_Extract_
= = = = = = =
Terms and conditions

This “Terms of Use Agreement” explains the terms and conditions that We (We = Hoot Interactive, the company that made the software) require for usage of the Hoot Monitor software.

If you don’t agree with any of the terms below, PLEASE DON’T USE THIS SOFTWARE!

If you work for a company that might be concerned about the terms and conditions of this software, run get your manager. They should read this. We feel these terms and conditions are quite reasonable. But we would never want to impose our opinions on another.

So, the best thing for you to do is read through this agreement and make sure you’re okay with the requirements. If you’re not okay with the requirements, we will happily refund any fees accumulated during the first 30 days of using the Hoot Monitor software... and then terminate your use of the software.

  1. Term Length & Purpose
    1. All usage of the software is provided on a month to month basis.  
    2. We are providing this software service to make it easier for you, our beloved client, to update digital advertising campaigns based on vehicle inventory changes of an automotive dealership, or similar type of advertiser.
= = = = = = =
(Page element annotations)
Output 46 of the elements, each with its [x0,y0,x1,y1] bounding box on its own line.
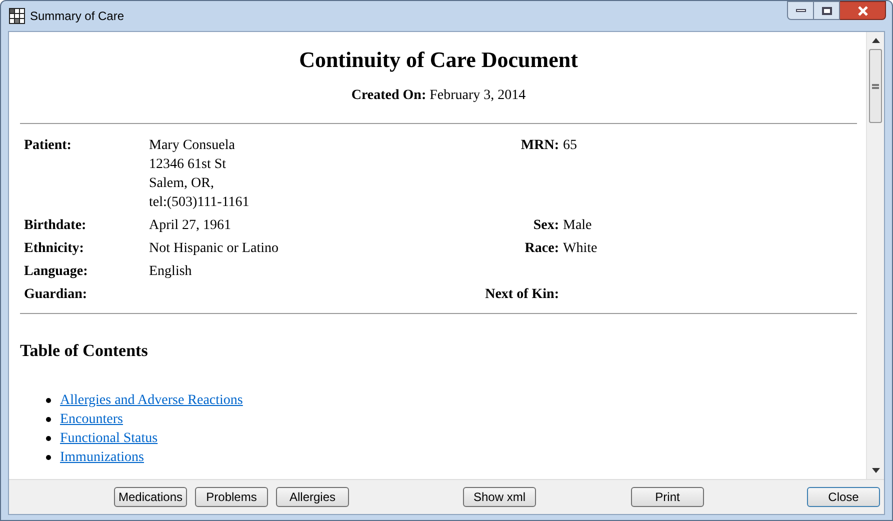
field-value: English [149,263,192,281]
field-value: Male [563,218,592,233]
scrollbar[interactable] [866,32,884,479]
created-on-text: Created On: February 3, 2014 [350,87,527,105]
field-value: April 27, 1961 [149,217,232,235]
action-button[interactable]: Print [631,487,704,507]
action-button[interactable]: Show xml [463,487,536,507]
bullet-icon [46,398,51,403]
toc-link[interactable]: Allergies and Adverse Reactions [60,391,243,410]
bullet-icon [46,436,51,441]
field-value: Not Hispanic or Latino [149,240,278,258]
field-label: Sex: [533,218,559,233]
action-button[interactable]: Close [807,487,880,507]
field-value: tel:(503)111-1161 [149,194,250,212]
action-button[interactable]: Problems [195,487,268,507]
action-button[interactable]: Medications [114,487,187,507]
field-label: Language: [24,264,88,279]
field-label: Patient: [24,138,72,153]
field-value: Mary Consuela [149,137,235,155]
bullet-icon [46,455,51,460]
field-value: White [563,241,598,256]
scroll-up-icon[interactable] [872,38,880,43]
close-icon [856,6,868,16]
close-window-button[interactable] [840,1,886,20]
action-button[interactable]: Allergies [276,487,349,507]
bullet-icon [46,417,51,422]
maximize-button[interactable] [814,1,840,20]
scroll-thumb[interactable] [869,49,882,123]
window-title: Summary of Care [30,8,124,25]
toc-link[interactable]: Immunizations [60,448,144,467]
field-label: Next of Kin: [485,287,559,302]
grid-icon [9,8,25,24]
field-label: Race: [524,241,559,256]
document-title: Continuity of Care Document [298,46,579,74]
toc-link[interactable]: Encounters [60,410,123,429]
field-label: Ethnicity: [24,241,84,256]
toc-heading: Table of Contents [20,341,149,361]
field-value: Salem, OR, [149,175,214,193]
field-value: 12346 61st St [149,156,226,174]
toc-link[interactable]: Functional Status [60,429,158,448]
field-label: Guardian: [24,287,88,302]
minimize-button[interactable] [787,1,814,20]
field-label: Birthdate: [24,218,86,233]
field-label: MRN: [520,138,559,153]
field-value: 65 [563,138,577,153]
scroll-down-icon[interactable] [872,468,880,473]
= = = = = = =
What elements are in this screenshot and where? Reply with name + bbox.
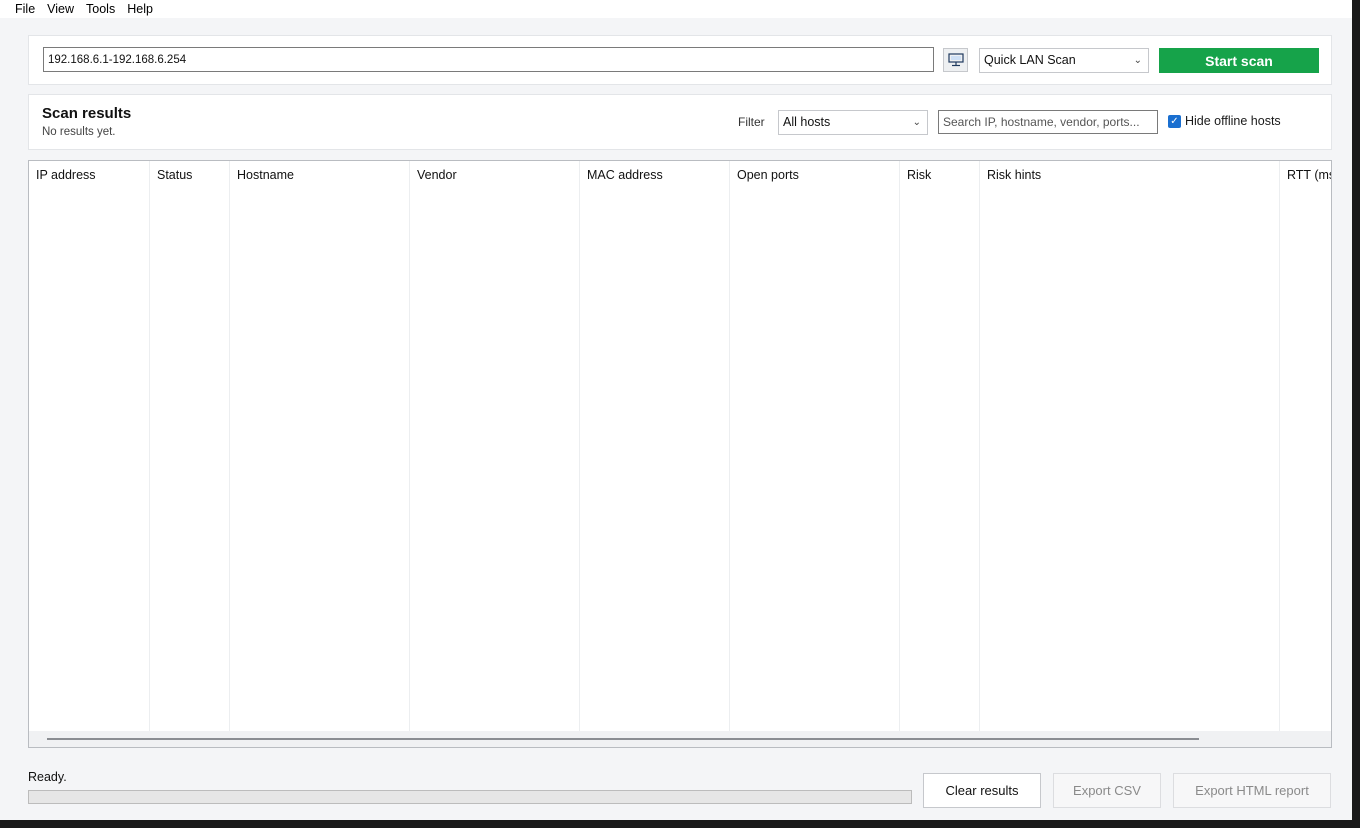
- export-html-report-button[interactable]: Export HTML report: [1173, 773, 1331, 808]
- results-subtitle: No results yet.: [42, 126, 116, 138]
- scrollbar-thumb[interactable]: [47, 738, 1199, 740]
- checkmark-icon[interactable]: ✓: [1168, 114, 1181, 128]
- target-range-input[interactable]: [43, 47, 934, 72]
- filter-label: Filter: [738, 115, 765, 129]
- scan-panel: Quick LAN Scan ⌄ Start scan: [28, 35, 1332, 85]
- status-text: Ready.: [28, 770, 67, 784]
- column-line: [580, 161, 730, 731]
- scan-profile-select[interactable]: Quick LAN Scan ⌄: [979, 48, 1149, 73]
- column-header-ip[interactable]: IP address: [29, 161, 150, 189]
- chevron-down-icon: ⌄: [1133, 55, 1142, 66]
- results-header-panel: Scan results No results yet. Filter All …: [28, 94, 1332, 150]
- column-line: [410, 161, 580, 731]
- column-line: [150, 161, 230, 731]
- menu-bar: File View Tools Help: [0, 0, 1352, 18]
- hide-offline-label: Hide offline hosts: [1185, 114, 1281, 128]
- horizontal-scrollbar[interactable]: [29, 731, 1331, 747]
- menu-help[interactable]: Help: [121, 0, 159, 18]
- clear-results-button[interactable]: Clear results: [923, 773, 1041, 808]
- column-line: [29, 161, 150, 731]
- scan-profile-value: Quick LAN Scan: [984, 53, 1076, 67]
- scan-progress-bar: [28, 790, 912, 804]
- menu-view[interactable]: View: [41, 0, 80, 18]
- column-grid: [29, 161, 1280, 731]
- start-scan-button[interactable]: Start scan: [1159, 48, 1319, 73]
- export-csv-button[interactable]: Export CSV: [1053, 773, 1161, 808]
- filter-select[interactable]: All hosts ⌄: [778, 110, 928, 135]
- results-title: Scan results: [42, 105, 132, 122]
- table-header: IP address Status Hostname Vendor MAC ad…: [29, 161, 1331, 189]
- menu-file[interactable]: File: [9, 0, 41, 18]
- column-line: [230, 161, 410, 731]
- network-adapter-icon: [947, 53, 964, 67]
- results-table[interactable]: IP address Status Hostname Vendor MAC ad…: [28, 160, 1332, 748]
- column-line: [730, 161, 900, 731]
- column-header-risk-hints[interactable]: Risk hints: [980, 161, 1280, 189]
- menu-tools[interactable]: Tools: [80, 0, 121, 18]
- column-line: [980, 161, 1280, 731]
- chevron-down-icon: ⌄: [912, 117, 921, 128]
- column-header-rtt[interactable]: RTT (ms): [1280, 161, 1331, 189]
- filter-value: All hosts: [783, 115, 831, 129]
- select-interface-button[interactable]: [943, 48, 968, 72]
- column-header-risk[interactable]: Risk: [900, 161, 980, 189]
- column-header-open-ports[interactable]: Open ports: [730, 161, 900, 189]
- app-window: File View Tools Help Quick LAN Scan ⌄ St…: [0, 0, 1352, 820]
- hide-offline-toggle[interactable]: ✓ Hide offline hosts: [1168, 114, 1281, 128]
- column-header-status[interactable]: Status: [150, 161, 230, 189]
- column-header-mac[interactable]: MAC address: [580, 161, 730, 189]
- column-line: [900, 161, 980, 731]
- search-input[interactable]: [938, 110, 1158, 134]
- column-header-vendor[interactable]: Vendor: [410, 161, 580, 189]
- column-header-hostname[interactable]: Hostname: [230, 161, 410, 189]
= = = = = = =
_Set tasks_
- a) In the Hoot Monitor terms, refunds are offered for fees accumulated during what period of use?
- b) Resume the Hoot Monitor terms and conditions right after their last sentence, keeping the same numbered layout.

_Exercise results_
- a) The first 30 days of using the Hoot Monitor software.

- b)
  2. Payments & Penalties
    1. Customer will be charged for the use of the Software Service in accordance with standard list pricing unless a separate written pricing agreement is executed and signed by both parties.  In the event of a pricing change (which will occur from time to time), we will inform all billing contacts of the change in advance. If there is a dispute regarding a pricing change, we will politely accept payment based on the previous pricing plan for one month after the change. But by taking advantage of this discount, we will also permanently terminate your use of the software after the discounted month.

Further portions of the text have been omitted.